---------- Records for the exercise ----------

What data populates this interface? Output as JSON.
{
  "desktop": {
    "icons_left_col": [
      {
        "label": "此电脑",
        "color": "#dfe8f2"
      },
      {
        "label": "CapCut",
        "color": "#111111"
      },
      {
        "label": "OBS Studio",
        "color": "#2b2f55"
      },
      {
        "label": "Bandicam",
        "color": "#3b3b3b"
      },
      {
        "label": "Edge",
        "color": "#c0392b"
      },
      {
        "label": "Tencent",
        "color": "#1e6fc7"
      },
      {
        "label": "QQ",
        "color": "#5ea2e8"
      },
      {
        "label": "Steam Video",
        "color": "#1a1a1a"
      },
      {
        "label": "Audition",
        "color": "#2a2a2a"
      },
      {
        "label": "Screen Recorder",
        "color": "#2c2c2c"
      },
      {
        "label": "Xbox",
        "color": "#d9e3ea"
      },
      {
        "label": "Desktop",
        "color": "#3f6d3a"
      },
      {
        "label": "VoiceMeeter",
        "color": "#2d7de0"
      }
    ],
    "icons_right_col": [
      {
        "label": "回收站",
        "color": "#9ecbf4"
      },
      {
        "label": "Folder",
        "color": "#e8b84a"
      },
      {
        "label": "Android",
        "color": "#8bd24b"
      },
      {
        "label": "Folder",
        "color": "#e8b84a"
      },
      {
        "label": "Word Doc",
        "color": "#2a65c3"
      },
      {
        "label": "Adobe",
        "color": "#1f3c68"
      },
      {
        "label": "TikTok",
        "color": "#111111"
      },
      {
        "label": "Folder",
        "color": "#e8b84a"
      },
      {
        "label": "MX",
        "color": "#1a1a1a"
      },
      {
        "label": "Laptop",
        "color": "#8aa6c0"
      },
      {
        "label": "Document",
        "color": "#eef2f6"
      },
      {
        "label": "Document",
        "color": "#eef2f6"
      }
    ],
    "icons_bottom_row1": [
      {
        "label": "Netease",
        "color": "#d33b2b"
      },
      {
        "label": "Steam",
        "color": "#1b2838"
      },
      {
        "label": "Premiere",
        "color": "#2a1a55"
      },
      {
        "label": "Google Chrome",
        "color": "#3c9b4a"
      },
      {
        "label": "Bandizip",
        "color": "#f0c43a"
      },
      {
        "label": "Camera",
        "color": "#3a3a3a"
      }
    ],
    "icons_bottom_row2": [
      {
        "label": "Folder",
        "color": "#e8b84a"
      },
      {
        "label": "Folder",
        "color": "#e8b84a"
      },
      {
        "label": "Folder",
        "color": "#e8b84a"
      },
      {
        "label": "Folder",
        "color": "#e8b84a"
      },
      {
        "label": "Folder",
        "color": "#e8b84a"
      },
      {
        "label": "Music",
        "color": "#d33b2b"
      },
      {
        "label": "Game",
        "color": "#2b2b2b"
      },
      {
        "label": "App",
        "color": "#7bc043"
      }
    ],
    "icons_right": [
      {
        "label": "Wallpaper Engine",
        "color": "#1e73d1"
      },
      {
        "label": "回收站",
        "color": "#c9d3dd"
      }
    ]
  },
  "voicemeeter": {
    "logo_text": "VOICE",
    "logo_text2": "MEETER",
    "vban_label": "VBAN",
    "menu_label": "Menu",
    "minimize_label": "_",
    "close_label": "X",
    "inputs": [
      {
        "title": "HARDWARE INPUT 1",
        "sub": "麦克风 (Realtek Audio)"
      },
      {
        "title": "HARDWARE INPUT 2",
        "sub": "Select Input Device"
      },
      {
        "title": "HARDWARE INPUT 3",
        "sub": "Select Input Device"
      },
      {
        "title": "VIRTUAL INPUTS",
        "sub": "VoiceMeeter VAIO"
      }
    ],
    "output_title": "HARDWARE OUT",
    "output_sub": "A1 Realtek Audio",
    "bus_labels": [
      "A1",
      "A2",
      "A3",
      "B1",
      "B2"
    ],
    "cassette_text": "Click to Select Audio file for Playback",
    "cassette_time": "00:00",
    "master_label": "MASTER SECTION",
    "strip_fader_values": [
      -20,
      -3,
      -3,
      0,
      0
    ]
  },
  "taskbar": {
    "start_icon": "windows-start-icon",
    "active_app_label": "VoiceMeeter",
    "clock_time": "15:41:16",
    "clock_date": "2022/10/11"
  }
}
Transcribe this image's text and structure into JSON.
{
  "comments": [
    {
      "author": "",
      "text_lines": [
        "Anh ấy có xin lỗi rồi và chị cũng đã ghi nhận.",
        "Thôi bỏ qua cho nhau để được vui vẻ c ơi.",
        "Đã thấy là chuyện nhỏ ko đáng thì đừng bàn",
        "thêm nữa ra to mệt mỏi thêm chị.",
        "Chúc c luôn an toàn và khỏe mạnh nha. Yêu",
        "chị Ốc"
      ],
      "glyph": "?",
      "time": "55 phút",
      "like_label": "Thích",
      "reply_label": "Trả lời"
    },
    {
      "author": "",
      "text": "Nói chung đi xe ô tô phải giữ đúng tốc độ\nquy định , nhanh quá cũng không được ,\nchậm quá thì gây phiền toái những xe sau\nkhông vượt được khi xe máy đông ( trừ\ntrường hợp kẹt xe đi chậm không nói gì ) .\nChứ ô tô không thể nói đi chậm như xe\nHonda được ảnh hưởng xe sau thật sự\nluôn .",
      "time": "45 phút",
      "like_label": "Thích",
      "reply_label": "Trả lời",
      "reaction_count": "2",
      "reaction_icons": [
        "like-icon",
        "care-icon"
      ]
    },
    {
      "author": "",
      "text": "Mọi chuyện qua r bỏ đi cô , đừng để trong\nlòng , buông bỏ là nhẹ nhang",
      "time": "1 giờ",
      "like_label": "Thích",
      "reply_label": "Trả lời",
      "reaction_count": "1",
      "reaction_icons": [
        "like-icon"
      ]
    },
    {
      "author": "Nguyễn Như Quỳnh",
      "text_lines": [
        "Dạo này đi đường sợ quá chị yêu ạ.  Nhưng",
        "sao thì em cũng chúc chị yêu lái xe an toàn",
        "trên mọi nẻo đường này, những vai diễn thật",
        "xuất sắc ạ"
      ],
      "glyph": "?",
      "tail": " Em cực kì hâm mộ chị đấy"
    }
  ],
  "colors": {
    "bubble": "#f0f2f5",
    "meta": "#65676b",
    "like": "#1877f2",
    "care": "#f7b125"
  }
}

----------

Your answer should be a single number: the count of lines in the entries that contain the word "được".

2